Task to complete: How many lines hold the string "structured"? Give only the number.

[START OF Information shown]

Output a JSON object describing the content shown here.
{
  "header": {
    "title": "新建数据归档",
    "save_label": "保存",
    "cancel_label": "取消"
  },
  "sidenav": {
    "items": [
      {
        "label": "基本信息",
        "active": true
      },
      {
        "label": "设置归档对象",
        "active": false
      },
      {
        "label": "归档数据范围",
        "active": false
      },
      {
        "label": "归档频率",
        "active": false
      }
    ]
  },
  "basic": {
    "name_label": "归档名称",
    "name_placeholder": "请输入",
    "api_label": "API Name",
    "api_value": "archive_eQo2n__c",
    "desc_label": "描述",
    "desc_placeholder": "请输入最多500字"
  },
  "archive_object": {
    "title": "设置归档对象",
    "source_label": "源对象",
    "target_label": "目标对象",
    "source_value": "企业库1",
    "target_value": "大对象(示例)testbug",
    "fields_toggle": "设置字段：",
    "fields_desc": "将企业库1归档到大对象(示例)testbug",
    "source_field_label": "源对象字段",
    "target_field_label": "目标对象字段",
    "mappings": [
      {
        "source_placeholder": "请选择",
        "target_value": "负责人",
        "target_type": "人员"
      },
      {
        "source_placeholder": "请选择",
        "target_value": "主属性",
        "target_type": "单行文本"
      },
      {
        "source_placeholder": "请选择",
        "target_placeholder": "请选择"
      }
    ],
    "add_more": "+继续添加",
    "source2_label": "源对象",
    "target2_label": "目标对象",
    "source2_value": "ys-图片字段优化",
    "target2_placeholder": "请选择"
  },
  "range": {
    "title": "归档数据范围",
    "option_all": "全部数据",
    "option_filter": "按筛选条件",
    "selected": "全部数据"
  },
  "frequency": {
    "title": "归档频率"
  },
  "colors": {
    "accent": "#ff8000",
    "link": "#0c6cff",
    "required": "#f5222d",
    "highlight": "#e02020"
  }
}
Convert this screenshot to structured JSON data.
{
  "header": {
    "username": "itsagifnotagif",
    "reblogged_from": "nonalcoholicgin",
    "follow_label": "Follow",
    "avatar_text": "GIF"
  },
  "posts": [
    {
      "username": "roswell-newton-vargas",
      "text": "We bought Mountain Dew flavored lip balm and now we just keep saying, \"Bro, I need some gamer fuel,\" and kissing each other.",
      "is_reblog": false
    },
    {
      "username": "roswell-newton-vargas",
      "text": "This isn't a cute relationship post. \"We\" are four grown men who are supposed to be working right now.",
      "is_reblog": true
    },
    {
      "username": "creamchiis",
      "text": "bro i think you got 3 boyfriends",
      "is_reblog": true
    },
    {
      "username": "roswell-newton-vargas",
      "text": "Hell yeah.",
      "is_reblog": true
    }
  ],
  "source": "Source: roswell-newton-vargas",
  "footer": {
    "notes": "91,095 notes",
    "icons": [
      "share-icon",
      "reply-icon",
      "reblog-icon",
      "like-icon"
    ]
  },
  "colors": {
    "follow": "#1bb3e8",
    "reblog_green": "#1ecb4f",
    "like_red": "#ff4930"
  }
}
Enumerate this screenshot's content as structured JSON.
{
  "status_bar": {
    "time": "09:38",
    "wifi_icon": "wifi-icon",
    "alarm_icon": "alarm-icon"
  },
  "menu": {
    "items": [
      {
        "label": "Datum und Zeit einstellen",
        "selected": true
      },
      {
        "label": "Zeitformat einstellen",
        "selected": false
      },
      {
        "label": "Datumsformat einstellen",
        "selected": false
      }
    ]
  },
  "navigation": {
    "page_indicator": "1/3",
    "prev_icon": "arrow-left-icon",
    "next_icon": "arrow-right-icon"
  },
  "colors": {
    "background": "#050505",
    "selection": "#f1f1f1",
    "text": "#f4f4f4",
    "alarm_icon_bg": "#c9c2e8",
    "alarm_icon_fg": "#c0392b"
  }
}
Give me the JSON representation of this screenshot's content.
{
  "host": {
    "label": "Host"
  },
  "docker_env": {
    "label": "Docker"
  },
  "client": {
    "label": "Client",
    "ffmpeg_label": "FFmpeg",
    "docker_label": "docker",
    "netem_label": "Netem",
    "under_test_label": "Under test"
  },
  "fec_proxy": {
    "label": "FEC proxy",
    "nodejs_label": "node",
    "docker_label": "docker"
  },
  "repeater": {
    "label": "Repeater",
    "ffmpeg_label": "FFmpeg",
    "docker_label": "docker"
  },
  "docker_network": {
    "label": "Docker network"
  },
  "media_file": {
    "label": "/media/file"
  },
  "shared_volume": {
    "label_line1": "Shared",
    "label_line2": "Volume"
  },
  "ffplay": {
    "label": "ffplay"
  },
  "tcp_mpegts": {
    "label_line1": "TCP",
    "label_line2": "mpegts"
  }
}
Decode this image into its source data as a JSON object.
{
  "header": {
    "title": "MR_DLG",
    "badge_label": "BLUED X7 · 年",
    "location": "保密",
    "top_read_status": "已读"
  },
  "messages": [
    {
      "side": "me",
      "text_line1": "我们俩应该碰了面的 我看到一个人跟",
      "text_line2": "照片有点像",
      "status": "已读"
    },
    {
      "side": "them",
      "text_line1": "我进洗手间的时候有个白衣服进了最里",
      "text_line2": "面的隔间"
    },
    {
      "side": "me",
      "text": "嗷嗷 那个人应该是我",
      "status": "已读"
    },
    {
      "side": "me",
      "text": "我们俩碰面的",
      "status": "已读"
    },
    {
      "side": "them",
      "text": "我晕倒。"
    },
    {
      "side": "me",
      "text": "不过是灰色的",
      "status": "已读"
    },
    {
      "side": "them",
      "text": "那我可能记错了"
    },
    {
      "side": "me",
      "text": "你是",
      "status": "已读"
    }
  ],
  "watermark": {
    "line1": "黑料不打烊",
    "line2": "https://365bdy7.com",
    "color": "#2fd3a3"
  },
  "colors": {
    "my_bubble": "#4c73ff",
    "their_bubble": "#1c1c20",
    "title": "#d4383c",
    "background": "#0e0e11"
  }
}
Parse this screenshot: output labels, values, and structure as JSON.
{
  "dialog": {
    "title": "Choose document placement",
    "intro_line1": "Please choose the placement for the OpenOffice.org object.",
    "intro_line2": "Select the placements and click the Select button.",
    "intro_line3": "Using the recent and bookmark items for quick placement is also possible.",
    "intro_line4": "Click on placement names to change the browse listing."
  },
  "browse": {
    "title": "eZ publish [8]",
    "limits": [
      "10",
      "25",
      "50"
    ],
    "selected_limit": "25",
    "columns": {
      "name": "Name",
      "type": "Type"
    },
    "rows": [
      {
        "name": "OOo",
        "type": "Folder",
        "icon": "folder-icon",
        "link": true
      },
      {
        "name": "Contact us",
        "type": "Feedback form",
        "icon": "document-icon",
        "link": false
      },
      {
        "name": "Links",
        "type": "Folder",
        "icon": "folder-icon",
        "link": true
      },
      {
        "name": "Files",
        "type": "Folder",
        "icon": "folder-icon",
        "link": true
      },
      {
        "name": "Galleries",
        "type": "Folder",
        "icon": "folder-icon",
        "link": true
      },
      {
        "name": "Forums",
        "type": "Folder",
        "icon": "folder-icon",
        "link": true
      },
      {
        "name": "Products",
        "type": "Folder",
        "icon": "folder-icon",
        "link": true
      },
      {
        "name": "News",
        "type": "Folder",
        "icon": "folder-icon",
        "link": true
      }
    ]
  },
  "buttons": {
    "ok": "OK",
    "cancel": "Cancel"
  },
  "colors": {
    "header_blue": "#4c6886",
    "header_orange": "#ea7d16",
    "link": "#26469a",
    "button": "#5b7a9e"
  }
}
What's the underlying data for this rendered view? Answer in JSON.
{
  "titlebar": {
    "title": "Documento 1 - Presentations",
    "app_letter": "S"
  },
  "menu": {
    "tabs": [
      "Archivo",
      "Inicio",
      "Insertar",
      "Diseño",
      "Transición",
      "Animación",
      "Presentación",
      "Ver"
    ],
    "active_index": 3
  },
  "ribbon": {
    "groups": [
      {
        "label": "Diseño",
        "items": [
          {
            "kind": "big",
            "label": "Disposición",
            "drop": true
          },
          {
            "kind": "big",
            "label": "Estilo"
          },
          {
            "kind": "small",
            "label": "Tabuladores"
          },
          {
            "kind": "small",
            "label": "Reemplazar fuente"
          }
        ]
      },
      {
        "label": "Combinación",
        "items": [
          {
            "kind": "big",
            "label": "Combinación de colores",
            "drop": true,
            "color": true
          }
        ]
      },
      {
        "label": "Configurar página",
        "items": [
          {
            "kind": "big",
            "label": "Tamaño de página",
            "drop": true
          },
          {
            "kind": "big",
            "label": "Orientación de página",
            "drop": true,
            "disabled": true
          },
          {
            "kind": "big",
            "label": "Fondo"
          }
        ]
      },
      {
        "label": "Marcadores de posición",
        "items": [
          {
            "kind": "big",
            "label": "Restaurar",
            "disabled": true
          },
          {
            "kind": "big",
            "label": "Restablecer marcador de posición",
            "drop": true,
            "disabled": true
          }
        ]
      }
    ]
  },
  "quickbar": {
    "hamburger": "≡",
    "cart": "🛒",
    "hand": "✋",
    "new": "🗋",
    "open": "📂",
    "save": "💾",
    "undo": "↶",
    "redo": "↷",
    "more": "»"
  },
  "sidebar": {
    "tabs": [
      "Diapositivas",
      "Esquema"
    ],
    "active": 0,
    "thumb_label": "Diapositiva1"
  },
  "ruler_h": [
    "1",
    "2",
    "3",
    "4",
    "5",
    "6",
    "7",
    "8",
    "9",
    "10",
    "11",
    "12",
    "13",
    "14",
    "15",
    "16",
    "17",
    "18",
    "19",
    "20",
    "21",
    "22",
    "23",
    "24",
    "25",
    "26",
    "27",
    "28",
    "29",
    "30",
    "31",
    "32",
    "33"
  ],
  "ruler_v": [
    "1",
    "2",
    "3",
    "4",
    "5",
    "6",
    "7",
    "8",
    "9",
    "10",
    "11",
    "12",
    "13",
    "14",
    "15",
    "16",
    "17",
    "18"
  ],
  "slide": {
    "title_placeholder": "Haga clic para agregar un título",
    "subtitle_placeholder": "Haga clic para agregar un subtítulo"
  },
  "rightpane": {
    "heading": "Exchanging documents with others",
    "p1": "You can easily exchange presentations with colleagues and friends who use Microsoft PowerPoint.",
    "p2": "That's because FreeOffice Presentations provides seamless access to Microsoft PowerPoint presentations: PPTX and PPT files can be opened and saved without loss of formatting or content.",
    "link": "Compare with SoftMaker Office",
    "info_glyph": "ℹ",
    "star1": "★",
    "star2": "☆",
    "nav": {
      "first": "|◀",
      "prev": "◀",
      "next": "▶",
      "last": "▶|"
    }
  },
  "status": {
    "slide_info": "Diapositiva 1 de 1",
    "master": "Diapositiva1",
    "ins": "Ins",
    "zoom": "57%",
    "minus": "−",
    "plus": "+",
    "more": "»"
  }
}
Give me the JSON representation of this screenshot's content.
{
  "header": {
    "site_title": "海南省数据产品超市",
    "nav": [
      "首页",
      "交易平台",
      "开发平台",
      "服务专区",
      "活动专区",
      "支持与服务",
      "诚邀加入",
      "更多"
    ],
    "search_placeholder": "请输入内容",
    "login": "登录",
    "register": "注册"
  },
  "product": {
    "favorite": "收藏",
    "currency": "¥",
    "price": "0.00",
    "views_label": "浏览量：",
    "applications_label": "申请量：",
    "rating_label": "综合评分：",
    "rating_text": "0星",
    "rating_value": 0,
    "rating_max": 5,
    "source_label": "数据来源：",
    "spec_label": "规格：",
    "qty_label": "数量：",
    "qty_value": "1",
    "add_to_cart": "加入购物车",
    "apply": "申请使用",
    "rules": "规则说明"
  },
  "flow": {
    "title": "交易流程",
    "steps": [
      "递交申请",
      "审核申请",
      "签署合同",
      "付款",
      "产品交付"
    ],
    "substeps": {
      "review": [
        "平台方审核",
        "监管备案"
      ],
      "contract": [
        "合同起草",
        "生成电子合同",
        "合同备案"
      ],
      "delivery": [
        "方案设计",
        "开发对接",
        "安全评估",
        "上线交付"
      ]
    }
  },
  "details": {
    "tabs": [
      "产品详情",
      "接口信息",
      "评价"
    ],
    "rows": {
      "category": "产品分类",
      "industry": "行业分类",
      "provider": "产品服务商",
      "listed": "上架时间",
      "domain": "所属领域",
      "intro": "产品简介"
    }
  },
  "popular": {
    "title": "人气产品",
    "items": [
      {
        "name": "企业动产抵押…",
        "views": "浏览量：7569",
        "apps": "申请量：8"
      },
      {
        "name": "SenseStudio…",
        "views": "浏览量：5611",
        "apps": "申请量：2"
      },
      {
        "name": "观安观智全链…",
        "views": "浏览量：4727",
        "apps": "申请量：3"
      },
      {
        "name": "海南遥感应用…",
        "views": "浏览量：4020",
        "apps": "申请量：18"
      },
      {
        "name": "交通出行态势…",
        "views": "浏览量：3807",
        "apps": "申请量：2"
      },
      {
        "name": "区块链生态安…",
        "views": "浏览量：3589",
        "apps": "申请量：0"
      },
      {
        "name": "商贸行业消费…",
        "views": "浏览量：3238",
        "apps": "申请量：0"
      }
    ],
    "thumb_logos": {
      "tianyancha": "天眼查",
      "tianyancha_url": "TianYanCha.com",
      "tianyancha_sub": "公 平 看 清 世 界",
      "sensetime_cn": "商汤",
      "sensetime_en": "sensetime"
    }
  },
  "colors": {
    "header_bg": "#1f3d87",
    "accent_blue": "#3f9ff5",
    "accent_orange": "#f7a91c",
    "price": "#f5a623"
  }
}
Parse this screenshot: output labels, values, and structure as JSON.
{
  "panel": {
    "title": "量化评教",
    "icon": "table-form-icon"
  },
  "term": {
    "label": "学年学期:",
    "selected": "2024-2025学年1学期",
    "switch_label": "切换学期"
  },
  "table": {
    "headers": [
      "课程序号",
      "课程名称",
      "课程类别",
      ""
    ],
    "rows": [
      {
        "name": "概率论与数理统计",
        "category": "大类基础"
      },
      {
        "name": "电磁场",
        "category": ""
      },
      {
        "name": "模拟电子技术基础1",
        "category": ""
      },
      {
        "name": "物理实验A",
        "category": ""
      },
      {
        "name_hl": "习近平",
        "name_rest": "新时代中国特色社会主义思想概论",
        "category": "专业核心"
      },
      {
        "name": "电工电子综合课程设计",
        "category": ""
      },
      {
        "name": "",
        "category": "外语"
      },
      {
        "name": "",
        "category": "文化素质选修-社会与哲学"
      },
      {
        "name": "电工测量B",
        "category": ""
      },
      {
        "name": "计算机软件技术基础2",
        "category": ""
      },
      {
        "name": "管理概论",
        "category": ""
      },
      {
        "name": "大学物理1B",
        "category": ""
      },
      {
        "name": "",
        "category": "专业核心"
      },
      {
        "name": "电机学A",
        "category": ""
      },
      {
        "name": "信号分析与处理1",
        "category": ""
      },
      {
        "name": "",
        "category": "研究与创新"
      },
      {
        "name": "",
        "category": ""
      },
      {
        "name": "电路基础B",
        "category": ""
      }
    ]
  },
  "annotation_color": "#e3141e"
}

[END OF Information shown]

Exercise answer: 2